• _THE REQUEST_:
Rewrite every row below, putting "data-row" wherever "table-row" appears and keeping everything else the same.
-- BEGIN --
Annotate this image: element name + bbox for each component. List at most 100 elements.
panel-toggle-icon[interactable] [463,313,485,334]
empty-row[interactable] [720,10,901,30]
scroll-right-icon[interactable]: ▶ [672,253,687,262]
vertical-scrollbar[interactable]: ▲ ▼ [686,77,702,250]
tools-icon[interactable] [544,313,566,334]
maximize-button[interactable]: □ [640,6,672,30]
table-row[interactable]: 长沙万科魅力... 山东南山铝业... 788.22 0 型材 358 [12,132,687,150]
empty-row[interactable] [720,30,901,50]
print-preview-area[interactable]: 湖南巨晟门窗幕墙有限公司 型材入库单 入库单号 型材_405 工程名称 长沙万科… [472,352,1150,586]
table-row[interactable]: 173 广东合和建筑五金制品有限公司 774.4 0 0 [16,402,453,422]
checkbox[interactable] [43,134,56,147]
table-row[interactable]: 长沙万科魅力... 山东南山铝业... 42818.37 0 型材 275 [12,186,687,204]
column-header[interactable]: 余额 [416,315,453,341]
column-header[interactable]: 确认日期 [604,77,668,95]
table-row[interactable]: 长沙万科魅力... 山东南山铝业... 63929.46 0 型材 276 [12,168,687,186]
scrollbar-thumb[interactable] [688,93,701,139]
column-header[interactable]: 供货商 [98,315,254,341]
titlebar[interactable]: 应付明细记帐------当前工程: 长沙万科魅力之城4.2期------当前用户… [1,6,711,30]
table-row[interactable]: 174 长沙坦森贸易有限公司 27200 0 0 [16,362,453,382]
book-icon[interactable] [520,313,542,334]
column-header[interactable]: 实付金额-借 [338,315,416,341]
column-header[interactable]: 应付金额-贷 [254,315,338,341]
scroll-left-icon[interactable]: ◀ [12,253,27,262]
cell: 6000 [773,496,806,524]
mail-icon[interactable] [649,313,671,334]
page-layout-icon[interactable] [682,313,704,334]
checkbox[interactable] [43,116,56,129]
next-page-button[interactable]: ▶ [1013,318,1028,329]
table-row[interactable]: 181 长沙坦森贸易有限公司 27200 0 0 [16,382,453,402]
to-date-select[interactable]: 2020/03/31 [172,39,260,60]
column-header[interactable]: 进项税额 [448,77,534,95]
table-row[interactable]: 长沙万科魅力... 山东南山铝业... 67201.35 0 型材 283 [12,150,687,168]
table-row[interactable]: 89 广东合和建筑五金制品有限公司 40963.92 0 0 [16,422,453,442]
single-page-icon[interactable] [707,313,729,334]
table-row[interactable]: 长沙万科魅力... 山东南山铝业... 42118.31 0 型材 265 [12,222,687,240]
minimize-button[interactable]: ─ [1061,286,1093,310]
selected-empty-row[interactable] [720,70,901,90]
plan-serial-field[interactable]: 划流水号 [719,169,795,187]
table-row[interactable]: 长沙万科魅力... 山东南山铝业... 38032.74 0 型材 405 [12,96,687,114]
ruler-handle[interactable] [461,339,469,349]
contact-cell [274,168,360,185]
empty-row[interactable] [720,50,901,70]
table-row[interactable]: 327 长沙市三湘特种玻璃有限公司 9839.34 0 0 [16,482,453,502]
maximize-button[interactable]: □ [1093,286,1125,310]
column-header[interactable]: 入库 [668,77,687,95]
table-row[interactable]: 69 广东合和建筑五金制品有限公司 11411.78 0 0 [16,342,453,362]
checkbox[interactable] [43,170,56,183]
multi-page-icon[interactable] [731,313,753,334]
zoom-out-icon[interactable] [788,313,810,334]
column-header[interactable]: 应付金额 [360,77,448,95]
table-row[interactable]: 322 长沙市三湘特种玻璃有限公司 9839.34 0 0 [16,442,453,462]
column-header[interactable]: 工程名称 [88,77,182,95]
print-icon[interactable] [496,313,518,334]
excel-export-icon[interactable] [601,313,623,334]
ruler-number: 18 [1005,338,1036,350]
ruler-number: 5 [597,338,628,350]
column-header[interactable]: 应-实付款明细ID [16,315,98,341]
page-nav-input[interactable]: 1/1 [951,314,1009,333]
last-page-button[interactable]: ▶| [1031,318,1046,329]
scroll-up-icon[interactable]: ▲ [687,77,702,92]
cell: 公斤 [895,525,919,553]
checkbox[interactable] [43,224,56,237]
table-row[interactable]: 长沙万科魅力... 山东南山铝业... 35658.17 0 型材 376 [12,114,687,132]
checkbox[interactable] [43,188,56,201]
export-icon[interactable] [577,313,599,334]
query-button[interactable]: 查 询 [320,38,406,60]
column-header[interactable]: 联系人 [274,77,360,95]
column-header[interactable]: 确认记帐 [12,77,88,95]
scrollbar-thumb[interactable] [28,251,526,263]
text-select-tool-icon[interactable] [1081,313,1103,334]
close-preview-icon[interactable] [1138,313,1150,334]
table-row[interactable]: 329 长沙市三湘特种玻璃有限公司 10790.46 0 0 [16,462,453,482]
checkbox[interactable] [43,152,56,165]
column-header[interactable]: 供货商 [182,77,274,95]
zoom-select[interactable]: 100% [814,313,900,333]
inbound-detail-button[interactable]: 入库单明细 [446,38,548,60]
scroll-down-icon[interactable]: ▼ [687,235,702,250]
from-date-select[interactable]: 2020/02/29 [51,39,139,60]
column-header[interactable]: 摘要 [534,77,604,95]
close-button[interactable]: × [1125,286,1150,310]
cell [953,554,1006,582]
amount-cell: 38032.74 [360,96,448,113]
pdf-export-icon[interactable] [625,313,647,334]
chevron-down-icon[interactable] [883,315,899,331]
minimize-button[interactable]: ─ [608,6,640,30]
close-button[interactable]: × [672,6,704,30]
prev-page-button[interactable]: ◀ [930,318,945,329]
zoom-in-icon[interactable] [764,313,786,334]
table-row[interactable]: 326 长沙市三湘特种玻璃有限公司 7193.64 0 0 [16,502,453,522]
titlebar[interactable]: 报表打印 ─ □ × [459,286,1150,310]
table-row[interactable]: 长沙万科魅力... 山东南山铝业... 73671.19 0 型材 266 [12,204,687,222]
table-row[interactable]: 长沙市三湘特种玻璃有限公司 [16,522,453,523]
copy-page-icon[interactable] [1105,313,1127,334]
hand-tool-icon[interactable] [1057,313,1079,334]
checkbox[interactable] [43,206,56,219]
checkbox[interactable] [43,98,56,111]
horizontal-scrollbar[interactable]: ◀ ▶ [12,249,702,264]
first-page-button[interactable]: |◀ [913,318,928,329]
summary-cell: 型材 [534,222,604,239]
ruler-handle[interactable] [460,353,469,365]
-- END --
• _REPLY TO THE EXERCISE_:
Annotate this image: element name + bbox for each component. List at most 100 elements.
panel-toggle-icon[interactable] [463,313,485,334]
empty-row[interactable] [720,10,901,30]
scroll-right-icon[interactable]: ▶ [672,253,687,262]
vertical-scrollbar[interactable]: ▲ ▼ [686,77,702,250]
tools-icon[interactable] [544,313,566,334]
maximize-button[interactable]: □ [640,6,672,30]
data-row[interactable]: 长沙万科魅力... 山东南山铝业... 788.22 0 型材 358 [12,132,687,150]
empty-row[interactable] [720,30,901,50]
print-preview-area[interactable]: 湖南巨晟门窗幕墙有限公司 型材入库单 入库单号 型材_405 工程名称 长沙万科… [472,352,1150,586]
data-row[interactable]: 173 广东合和建筑五金制品有限公司 774.4 0 0 [16,402,453,422]
checkbox[interactable] [43,134,56,147]
data-row[interactable]: 长沙万科魅力... 山东南山铝业... 42818.37 0 型材 275 [12,186,687,204]
column-header[interactable]: 余额 [416,315,453,341]
column-header[interactable]: 确认日期 [604,77,668,95]
data-row[interactable]: 长沙万科魅力... 山东南山铝业... 63929.46 0 型材 276 [12,168,687,186]
scrollbar-thumb[interactable] [688,93,701,139]
column-header[interactable]: 供货商 [98,315,254,341]
titlebar[interactable]: 应付明细记帐------当前工程: 长沙万科魅力之城4.2期------当前用户… [1,6,711,30]
data-row[interactable]: 174 长沙坦森贸易有限公司 27200 0 0 [16,362,453,382]
book-icon[interactable] [520,313,542,334]
column-header[interactable]: 实付金额-借 [338,315,416,341]
column-header[interactable]: 应付金额-贷 [254,315,338,341]
scroll-left-icon[interactable]: ◀ [12,253,27,262]
cell: 6000 [773,496,806,524]
mail-icon[interactable] [649,313,671,334]
page-layout-icon[interactable] [682,313,704,334]
checkbox[interactable] [43,116,56,129]
next-page-button[interactable]: ▶ [1013,318,1028,329]
data-row[interactable]: 181 长沙坦森贸易有限公司 27200 0 0 [16,382,453,402]
to-date-select[interactable]: 2020/03/31 [172,39,260,60]
column-header[interactable]: 进项税额 [448,77,534,95]
data-row[interactable]: 长沙万科魅力... 山东南山铝业... 67201.35 0 型材 283 [12,150,687,168]
data-row[interactable]: 89 广东合和建筑五金制品有限公司 40963.92 0 0 [16,422,453,442]
single-page-icon[interactable] [707,313,729,334]
data-row[interactable]: 长沙万科魅力... 山东南山铝业... 42118.31 0 型材 265 [12,222,687,240]
minimize-button[interactable]: ─ [1061,286,1093,310]
selected-empty-row[interactable] [720,70,901,90]
plan-serial-field[interactable]: 划流水号 [719,169,795,187]
data-row[interactable]: 长沙万科魅力... 山东南山铝业... 38032.74 0 型材 405 [12,96,687,114]
ruler-handle[interactable] [461,339,469,349]
contact-cell [274,168,360,185]
empty-row[interactable] [720,50,901,70]
data-row[interactable]: 327 长沙市三湘特种玻璃有限公司 9839.34 0 0 [16,482,453,502]
maximize-button[interactable]: □ [1093,286,1125,310]
column-header[interactable]: 入库 [668,77,687,95]
data-row[interactable]: 69 广东合和建筑五金制品有限公司 11411.78 0 0 [16,342,453,362]
checkbox[interactable] [43,170,56,183]
multi-page-icon[interactable] [731,313,753,334]
zoom-out-icon[interactable] [788,313,810,334]
column-header[interactable]: 应付金额 [360,77,448,95]
data-row[interactable]: 322 长沙市三湘特种玻璃有限公司 9839.34 0 0 [16,442,453,462]
column-header[interactable]: 工程名称 [88,77,182,95]
print-icon[interactable] [496,313,518,334]
excel-export-icon[interactable] [601,313,623,334]
ruler-number: 18 [1005,338,1036,350]
ruler-number: 5 [597,338,628,350]
column-header[interactable]: 应-实付款明细ID [16,315,98,341]
page-nav-input[interactable]: 1/1 [951,314,1009,333]
last-page-button[interactable]: ▶| [1031,318,1046,329]
scroll-up-icon[interactable]: ▲ [687,77,702,92]
cell: 公斤 [895,525,919,553]
checkbox[interactable] [43,224,56,237]
data-row[interactable]: 长沙万科魅力... 山东南山铝业... 35658.17 0 型材 376 [12,114,687,132]
checkbox[interactable] [43,188,56,201]
export-icon[interactable] [577,313,599,334]
query-button[interactable]: 查 询 [320,38,406,60]
column-header[interactable]: 联系人 [274,77,360,95]
column-header[interactable]: 确认记帐 [12,77,88,95]
scrollbar-thumb[interactable] [28,251,526,263]
text-select-tool-icon[interactable] [1081,313,1103,334]
close-preview-icon[interactable] [1138,313,1150,334]
data-row[interactable]: 329 长沙市三湘特种玻璃有限公司 10790.46 0 0 [16,462,453,482]
checkbox[interactable] [43,152,56,165]
column-header[interactable]: 供货商 [182,77,274,95]
zoom-select[interactable]: 100% [814,313,900,333]
inbound-detail-button[interactable]: 入库单明细 [446,38,548,60]
scroll-down-icon[interactable]: ▼ [687,235,702,250]
from-date-select[interactable]: 2020/02/29 [51,39,139,60]
column-header[interactable]: 摘要 [534,77,604,95]
close-button[interactable]: × [1125,286,1150,310]
cell [953,554,1006,582]
amount-cell: 38032.74 [360,96,448,113]
pdf-export-icon[interactable] [625,313,647,334]
chevron-down-icon[interactable] [883,315,899,331]
minimize-button[interactable]: ─ [608,6,640,30]
close-button[interactable]: × [672,6,704,30]
prev-page-button[interactable]: ◀ [930,318,945,329]
zoom-in-icon[interactable] [764,313,786,334]
data-row[interactable]: 326 长沙市三湘特种玻璃有限公司 7193.64 0 0 [16,502,453,522]
titlebar[interactable]: 报表打印 ─ □ × [459,286,1150,310]
data-row[interactable]: 长沙万科魅力... 山东南山铝业... 73671.19 0 型材 266 [12,204,687,222]
data-row[interactable]: 长沙市三湘特种玻璃有限公司 [16,522,453,523]
copy-page-icon[interactable] [1105,313,1127,334]
hand-tool-icon[interactable] [1057,313,1079,334]
checkbox[interactable] [43,206,56,219]
checkbox[interactable] [43,98,56,111]
horizontal-scrollbar[interactable]: ◀ ▶ [12,249,702,264]
first-page-button[interactable]: |◀ [913,318,928,329]
summary-cell: 型材 [534,222,604,239]
ruler-handle[interactable] [460,353,469,365]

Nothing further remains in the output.